#### DATASET EXTRACT

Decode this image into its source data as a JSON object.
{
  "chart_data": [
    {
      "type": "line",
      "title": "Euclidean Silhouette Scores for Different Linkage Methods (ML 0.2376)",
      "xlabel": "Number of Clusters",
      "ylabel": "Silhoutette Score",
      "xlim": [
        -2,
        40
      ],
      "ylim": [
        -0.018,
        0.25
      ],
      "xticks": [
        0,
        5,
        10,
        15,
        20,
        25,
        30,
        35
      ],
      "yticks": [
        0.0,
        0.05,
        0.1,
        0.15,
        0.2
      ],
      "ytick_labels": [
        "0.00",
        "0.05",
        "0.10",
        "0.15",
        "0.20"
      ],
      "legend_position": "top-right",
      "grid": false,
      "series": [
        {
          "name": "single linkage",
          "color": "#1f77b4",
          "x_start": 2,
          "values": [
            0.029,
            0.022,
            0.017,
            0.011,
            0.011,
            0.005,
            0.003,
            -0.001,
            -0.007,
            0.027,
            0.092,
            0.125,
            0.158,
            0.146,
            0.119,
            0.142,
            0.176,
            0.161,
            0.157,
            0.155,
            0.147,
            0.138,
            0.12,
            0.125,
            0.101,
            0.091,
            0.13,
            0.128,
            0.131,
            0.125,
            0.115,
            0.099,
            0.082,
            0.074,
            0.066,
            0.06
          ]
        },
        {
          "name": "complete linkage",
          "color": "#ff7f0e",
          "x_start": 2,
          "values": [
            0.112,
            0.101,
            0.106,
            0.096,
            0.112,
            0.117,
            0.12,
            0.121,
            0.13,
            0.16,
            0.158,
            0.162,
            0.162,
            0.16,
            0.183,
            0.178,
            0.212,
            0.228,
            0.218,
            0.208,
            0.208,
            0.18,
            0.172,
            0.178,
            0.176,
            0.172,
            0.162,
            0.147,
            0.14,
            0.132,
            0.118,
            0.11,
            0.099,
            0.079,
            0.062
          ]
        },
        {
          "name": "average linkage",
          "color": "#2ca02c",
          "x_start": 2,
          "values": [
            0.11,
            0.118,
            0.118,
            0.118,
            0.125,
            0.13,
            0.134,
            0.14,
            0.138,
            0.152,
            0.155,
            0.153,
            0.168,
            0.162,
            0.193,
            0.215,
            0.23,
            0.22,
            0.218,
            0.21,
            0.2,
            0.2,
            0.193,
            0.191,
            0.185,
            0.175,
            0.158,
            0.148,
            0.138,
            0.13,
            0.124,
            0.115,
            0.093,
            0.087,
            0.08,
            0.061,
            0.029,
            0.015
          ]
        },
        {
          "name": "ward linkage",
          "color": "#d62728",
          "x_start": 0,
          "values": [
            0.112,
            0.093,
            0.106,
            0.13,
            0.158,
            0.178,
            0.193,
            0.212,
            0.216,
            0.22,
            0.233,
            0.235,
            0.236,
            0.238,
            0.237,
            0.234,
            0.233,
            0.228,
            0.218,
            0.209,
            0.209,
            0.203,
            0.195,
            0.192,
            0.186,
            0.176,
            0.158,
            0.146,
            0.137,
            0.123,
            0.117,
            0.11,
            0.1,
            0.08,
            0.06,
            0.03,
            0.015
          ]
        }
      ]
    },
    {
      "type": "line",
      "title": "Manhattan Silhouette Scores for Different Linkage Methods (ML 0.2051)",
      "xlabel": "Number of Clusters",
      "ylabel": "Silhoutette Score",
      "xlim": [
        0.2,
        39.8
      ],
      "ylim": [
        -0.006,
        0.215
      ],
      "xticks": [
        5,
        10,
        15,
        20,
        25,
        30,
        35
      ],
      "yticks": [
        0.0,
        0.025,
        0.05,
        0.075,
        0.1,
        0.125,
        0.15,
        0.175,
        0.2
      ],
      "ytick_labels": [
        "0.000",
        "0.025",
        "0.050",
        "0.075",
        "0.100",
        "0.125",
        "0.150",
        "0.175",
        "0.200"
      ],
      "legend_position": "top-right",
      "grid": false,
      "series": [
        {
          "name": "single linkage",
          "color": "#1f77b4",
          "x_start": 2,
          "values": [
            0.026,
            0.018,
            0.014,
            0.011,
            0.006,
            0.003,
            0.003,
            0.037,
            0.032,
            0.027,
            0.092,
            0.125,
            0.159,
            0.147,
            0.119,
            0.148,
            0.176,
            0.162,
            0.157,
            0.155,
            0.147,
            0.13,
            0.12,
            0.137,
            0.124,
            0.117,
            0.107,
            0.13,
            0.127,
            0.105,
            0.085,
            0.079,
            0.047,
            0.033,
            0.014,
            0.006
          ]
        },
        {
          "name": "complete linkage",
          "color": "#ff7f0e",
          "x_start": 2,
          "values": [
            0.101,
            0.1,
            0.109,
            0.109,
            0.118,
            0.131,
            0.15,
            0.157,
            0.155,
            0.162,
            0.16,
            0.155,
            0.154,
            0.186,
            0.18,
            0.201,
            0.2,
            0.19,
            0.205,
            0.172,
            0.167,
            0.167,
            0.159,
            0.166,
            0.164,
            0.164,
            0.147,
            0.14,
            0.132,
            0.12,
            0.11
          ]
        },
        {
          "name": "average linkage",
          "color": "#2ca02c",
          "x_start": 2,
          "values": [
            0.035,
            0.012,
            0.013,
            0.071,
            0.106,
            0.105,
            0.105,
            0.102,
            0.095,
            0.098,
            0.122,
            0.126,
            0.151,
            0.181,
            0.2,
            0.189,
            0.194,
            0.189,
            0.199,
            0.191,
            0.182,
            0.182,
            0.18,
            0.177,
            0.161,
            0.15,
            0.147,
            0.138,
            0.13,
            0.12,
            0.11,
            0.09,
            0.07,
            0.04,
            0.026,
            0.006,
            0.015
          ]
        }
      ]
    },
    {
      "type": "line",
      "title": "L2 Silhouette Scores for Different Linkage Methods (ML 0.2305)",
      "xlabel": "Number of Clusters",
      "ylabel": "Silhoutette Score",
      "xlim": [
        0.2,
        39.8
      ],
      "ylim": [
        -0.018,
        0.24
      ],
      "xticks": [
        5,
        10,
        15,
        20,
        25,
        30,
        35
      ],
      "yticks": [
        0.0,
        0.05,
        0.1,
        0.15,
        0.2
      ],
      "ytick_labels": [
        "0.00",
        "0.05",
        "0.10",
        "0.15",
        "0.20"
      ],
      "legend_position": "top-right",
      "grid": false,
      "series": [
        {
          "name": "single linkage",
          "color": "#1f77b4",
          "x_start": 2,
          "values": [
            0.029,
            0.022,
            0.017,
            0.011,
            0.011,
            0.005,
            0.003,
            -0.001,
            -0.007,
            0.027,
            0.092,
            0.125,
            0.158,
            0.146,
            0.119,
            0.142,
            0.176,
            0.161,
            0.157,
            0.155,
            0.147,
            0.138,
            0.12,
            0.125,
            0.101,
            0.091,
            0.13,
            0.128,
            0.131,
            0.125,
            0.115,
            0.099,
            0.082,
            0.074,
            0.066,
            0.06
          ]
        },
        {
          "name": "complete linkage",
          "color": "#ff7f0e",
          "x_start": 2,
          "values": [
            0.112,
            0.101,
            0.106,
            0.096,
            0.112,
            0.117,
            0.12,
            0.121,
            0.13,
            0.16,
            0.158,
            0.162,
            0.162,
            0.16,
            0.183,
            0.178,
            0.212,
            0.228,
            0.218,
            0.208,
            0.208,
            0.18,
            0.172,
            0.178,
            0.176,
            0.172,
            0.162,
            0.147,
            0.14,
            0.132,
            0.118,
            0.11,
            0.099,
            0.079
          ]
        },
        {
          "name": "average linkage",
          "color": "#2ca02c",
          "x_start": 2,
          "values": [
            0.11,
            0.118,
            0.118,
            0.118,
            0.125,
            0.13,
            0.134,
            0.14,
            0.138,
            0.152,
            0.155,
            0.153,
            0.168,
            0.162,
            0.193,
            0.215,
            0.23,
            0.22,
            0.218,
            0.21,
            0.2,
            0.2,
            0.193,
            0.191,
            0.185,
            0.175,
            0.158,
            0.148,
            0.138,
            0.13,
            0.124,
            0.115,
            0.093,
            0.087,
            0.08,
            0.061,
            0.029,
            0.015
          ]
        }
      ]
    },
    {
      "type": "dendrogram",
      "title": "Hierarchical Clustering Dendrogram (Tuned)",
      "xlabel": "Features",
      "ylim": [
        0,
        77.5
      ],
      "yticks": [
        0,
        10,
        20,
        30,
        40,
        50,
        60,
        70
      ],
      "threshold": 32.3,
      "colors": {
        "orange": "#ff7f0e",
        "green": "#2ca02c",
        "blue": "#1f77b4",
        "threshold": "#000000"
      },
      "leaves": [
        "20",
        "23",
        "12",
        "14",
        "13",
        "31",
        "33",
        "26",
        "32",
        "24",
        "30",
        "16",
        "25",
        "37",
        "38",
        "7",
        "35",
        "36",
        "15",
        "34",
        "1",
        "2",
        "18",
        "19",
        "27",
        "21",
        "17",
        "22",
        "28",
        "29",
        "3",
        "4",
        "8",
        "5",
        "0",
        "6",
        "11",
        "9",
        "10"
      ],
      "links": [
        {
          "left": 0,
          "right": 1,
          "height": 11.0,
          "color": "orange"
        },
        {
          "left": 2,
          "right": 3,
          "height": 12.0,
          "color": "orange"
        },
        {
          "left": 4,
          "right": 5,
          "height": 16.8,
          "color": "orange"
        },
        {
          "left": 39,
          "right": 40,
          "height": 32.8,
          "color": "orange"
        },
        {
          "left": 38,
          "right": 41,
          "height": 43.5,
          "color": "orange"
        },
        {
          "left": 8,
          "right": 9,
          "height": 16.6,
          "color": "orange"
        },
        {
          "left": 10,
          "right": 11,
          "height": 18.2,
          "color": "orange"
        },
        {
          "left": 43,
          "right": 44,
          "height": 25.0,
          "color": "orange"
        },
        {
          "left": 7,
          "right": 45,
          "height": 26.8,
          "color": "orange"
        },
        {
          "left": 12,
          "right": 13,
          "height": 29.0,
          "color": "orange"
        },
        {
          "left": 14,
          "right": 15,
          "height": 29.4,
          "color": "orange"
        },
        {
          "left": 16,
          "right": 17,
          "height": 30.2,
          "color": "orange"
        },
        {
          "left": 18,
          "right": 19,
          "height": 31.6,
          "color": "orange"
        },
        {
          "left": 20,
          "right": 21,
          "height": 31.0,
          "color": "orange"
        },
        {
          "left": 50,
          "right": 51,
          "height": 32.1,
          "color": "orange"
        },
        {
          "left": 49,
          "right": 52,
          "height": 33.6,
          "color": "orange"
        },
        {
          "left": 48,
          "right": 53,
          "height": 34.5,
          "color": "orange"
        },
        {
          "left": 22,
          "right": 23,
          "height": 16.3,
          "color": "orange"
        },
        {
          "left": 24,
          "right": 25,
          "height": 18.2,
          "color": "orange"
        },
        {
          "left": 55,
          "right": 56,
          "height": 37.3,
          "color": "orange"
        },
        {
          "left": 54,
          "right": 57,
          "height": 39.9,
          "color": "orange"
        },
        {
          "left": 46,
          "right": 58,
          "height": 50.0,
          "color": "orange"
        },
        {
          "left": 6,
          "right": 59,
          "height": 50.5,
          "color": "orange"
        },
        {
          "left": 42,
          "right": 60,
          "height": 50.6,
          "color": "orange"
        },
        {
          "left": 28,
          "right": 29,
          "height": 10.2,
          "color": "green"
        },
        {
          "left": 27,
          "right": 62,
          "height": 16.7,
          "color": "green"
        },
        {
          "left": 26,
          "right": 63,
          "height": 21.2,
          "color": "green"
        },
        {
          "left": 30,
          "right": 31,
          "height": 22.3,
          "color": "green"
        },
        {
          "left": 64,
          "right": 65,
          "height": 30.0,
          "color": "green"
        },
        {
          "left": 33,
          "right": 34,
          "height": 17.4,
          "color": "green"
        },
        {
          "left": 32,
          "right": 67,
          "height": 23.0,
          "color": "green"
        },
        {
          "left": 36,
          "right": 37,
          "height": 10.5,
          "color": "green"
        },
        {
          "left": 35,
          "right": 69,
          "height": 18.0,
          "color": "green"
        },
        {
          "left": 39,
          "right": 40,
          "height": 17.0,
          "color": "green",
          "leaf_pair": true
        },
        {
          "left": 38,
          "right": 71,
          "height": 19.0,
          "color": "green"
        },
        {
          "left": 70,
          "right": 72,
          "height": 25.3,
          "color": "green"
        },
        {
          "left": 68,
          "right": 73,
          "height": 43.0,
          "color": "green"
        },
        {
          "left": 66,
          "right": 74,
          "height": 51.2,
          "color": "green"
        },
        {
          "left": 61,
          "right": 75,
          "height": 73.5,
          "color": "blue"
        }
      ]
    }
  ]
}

########

**THE TASK:** From the records, copy every line that has the string "Different" in it.

**ANSWER FOR THE TASK:**
      "title": "Euclidean Silhouette Scores for Different Linkage Methods (ML 0.2376)",
      "title": "Manhattan Silhouette Scores for Different Linkage Methods (ML 0.2051)",
      "title": "L2 Silhouette Scores for Different Linkage Methods (ML 0.2305)",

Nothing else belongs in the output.